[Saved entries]
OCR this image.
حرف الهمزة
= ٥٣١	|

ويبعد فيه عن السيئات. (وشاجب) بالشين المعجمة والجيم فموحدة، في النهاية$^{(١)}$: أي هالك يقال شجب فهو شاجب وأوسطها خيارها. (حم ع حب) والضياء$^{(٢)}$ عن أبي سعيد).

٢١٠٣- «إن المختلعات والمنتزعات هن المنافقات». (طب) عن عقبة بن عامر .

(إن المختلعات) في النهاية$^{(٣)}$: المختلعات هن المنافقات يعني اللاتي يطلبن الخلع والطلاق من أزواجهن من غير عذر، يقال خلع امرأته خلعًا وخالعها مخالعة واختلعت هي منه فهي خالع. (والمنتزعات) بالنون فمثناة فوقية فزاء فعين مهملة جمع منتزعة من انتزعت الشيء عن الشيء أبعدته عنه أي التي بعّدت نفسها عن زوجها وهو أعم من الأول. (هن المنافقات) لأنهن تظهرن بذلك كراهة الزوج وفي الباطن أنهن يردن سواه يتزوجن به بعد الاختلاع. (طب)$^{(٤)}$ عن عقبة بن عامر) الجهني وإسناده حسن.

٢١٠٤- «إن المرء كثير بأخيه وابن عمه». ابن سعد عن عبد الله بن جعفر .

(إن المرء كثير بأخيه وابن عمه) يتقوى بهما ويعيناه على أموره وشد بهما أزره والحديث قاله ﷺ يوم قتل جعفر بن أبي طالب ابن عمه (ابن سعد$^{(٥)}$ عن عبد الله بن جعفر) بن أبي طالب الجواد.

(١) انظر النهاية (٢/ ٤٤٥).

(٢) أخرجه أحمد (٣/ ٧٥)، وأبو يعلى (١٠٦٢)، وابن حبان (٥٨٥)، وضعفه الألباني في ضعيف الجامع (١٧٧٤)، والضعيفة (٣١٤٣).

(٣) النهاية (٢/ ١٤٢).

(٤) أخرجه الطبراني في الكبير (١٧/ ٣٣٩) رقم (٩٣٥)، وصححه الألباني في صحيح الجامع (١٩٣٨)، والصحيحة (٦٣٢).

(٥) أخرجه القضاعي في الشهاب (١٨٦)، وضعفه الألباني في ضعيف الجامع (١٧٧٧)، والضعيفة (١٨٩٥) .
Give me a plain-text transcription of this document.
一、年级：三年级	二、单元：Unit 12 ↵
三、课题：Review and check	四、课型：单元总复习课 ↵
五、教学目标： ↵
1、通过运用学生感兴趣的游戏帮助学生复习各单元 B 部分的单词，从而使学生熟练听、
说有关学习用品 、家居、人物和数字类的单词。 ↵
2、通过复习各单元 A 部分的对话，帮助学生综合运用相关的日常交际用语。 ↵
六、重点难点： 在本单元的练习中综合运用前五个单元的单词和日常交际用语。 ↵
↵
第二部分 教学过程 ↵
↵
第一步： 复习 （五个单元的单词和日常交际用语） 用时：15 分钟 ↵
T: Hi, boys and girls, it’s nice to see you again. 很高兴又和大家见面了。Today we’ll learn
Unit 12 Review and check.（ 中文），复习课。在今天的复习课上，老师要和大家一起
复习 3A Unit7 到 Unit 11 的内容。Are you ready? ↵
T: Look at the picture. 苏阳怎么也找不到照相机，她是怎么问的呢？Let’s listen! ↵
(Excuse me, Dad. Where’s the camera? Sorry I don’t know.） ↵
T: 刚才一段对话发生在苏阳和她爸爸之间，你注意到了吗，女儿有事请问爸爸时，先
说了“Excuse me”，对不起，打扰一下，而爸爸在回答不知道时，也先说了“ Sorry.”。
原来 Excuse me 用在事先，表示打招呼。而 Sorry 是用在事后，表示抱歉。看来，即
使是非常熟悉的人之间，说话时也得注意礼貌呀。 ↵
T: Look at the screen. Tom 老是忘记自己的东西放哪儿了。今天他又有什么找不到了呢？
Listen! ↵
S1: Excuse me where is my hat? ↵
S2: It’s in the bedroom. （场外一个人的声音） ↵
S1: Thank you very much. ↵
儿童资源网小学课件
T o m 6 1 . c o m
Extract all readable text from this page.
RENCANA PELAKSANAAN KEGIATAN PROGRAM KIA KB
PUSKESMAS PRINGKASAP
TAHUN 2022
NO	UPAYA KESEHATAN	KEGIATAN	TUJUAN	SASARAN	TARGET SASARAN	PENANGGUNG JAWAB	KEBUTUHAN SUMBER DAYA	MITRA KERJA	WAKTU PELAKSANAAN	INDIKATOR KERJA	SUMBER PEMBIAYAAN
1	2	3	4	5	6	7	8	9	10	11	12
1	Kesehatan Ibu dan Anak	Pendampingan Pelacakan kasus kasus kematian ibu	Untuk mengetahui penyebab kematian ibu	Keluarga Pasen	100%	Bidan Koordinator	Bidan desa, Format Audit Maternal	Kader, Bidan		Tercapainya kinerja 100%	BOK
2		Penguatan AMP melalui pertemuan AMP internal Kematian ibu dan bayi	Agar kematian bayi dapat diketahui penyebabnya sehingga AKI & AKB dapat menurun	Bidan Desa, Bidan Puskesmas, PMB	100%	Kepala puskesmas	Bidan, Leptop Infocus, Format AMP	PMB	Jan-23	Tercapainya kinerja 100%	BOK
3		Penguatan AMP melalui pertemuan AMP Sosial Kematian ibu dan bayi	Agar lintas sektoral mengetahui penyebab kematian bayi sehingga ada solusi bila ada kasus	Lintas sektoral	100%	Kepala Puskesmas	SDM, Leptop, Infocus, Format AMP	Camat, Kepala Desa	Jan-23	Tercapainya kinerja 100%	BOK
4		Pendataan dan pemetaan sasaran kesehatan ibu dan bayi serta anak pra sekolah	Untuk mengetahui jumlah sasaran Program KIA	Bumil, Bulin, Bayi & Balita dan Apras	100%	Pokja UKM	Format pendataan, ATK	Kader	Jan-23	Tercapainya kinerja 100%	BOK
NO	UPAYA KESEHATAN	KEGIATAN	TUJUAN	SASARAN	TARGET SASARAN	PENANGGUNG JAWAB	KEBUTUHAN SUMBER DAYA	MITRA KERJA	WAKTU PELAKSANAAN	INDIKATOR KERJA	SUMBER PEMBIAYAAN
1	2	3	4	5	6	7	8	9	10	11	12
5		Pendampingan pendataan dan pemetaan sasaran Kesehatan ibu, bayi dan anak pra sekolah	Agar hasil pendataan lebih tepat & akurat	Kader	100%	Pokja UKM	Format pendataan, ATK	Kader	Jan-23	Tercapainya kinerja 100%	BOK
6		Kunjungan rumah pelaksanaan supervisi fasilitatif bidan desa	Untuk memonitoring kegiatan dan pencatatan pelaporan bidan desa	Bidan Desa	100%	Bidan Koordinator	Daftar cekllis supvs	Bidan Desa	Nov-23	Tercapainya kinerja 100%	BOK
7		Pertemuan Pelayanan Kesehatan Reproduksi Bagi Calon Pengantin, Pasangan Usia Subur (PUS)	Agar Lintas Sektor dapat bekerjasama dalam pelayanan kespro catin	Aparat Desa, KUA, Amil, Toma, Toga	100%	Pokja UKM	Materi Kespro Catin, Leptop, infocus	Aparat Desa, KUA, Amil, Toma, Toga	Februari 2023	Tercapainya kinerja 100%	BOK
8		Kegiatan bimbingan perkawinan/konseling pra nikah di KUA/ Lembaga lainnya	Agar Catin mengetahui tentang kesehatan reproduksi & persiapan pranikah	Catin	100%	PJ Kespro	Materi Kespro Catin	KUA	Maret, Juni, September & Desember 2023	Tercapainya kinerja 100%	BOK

- PROBLEM DESCRIPTION:
Write out the material exactly as given.

- SOLUTION BELOW:
OCR this image.
حرف الهمزة
= ٥٣١	|

ويبعد فيه عن السيئات. (وشاجب) بالشين المعجمة والجيم فموحدة، في النهاية$^{(١)}$: أي هالك يقال شجب فهو شاجب وأوسطها خيارها. (حم ع حب) والضياء$^{(٢)}$ عن أبي سعيد).

٢١٠٣- «إن المختلعات والمنتزعات هن المنافقات». (طب) عن عقبة بن عامر .

(إن المختلعات) في النهاية$^{(٣)}$: المختلعات هن المنافقات يعني اللاتي يطلبن الخلع والطلاق من أزواجهن من غير عذر، يقال خلع امرأته خلعًا وخالعها مخالعة واختلعت هي منه فهي خالع. (والمنتزعات) بالنون فمثناة فوقية فزاء فعين مهملة جمع منتزعة من انتزعت الشيء عن الشيء أبعدته عنه أي التي بعّدت نفسها عن زوجها وهو أعم من الأول. (هن المنافقات) لأنهن تظهرن بذلك كراهة الزوج وفي الباطن أنهن يردن سواه يتزوجن به بعد الاختلاع. (طب)$^{(٤)}$ عن عقبة بن عامر) الجهني وإسناده حسن.

٢١٠٤- «إن المرء كثير بأخيه وابن عمه». ابن سعد عن عبد الله بن جعفر .

(إن المرء كثير بأخيه وابن عمه) يتقوى بهما ويعيناه على أموره وشد بهما أزره والحديث قاله ﷺ يوم قتل جعفر بن أبي طالب ابن عمه (ابن سعد$^{(٥)}$ عن عبد الله بن جعفر) بن أبي طالب الجواد.

(١) انظر النهاية (٢/ ٤٤٥).

(٢) أخرجه أحمد (٣/ ٧٥)، وأبو يعلى (١٠٦٢)، وابن حبان (٥٨٥)، وضعفه الألباني في ضعيف الجامع (١٧٧٤)، والضعيفة (٣١٤٣).

(٣) النهاية (٢/ ١٤٢).

(٤) أخرجه الطبراني في الكبير (١٧/ ٣٣٩) رقم (٩٣٥)، وصححه الألباني في صحيح الجامع (١٩٣٨)، والصحيحة (٦٣٢).

(٥) أخرجه القضاعي في الشهاب (١٨٦)، وضعفه الألباني في ضعيف الجامع (١٧٧٧)، والضعيفة (١٨٩٥) .
Give me a plain-text transcription of this document.
一、年级：三年级	二、单元：Unit 12 ↵
三、课题：Review and check	四、课型：单元总复习课 ↵
五、教学目标： ↵
1、通过运用学生感兴趣的游戏帮助学生复习各单元 B 部分的单词，从而使学生熟练听、
说有关学习用品 、家居、人物和数字类的单词。 ↵
2、通过复习各单元 A 部分的对话，帮助学生综合运用相关的日常交际用语。 ↵
六、重点难点： 在本单元的练习中综合运用前五个单元的单词和日常交际用语。 ↵
↵
第二部分 教学过程 ↵
↵
第一步： 复习 （五个单元的单词和日常交际用语） 用时：15 分钟 ↵
T: Hi, boys and girls, it’s nice to see you again. 很高兴又和大家见面了。Today we’ll learn
Unit 12 Review and check.（ 中文），复习课。在今天的复习课上，老师要和大家一起
复习 3A Unit7 到 Unit 11 的内容。Are you ready? ↵
T: Look at the picture. 苏阳怎么也找不到照相机，她是怎么问的呢？Let’s listen! ↵
(Excuse me, Dad. Where’s the camera? Sorry I don’t know.） ↵
T: 刚才一段对话发生在苏阳和她爸爸之间，你注意到了吗，女儿有事请问爸爸时，先
说了“Excuse me”，对不起，打扰一下，而爸爸在回答不知道时，也先说了“ Sorry.”。
原来 Excuse me 用在事先，表示打招呼。而 Sorry 是用在事后，表示抱歉。看来，即
使是非常熟悉的人之间，说话时也得注意礼貌呀。 ↵
T: Look at the screen. Tom 老是忘记自己的东西放哪儿了。今天他又有什么找不到了呢？
Listen! ↵
S1: Excuse me where is my hat? ↵
S2: It’s in the bedroom. （场外一个人的声音） ↵
S1: Thank you very much. ↵
儿童资源网小学课件
T o m 6 1 . c o m
Extract all readable text from this page.
RENCANA PELAKSANAAN KEGIATAN PROGRAM KIA KB
PUSKESMAS PRINGKASAP
TAHUN 2022
NO	UPAYA KESEHATAN	KEGIATAN	TUJUAN	SASARAN	TARGET SASARAN	PENANGGUNG JAWAB	KEBUTUHAN SUMBER DAYA	MITRA KERJA	WAKTU PELAKSANAAN	INDIKATOR KERJA	SUMBER PEMBIAYAAN
1	2	3	4	5	6	7	8	9	10	11	12
1	Kesehatan Ibu dan Anak	Pendampingan Pelacakan kasus kasus kematian ibu	Untuk mengetahui penyebab kematian ibu	Keluarga Pasen	100%	Bidan Koordinator	Bidan desa, Format Audit Maternal	Kader, Bidan		Tercapainya kinerja 100%	BOK
2		Penguatan AMP melalui pertemuan AMP internal Kematian ibu dan bayi	Agar kematian bayi dapat diketahui penyebabnya sehingga AKI & AKB dapat menurun	Bidan Desa, Bidan Puskesmas, PMB	100%	Kepala puskesmas	Bidan, Leptop Infocus, Format AMP	PMB	Jan-23	Tercapainya kinerja 100%	BOK
3		Penguatan AMP melalui pertemuan AMP Sosial Kematian ibu dan bayi	Agar lintas sektoral mengetahui penyebab kematian bayi sehingga ada solusi bila ada kasus	Lintas sektoral	100%	Kepala Puskesmas	SDM, Leptop, Infocus, Format AMP	Camat, Kepala Desa	Jan-23	Tercapainya kinerja 100%	BOK
4		Pendataan dan pemetaan sasaran kesehatan ibu dan bayi serta anak pra sekolah	Untuk mengetahui jumlah sasaran Program KIA	Bumil, Bulin, Bayi & Balita dan Apras	100%	Pokja UKM	Format pendataan, ATK	Kader	Jan-23	Tercapainya kinerja 100%	BOK
NO	UPAYA KESEHATAN	KEGIATAN	TUJUAN	SASARAN	TARGET SASARAN	PENANGGUNG JAWAB	KEBUTUHAN SUMBER DAYA	MITRA KERJA	WAKTU PELAKSANAAN	INDIKATOR KERJA	SUMBER PEMBIAYAAN
1	2	3	4	5	6	7	8	9	10	11	12
5		Pendampingan pendataan dan pemetaan sasaran Kesehatan ibu, bayi dan anak pra sekolah	Agar hasil pendataan lebih tepat & akurat	Kader	100%	Pokja UKM	Format pendataan, ATK	Kader	Jan-23	Tercapainya kinerja 100%	BOK
6		Kunjungan rumah pelaksanaan supervisi fasilitatif bidan desa	Untuk memonitoring kegiatan dan pencatatan pelaporan bidan desa	Bidan Desa	100%	Bidan Koordinator	Daftar cekllis supvs	Bidan Desa	Nov-23	Tercapainya kinerja 100%	BOK
7		Pertemuan Pelayanan Kesehatan Reproduksi Bagi Calon Pengantin, Pasangan Usia Subur (PUS)	Agar Lintas Sektor dapat bekerjasama dalam pelayanan kespro catin	Aparat Desa, KUA, Amil, Toma, Toga	100%	Pokja UKM	Materi Kespro Catin, Leptop, infocus	Aparat Desa, KUA, Amil, Toma, Toga	Februari 2023	Tercapainya kinerja 100%	BOK
8		Kegiatan bimbingan perkawinan/konseling pra nikah di KUA/ Lembaga lainnya	Agar Catin mengetahui tentang kesehatan reproduksi & persiapan pranikah	Catin	100%	PJ Kespro	Materi Kespro Catin	KUA	Maret, Juni, September & Desember 2023	Tercapainya kinerja 100%	BOK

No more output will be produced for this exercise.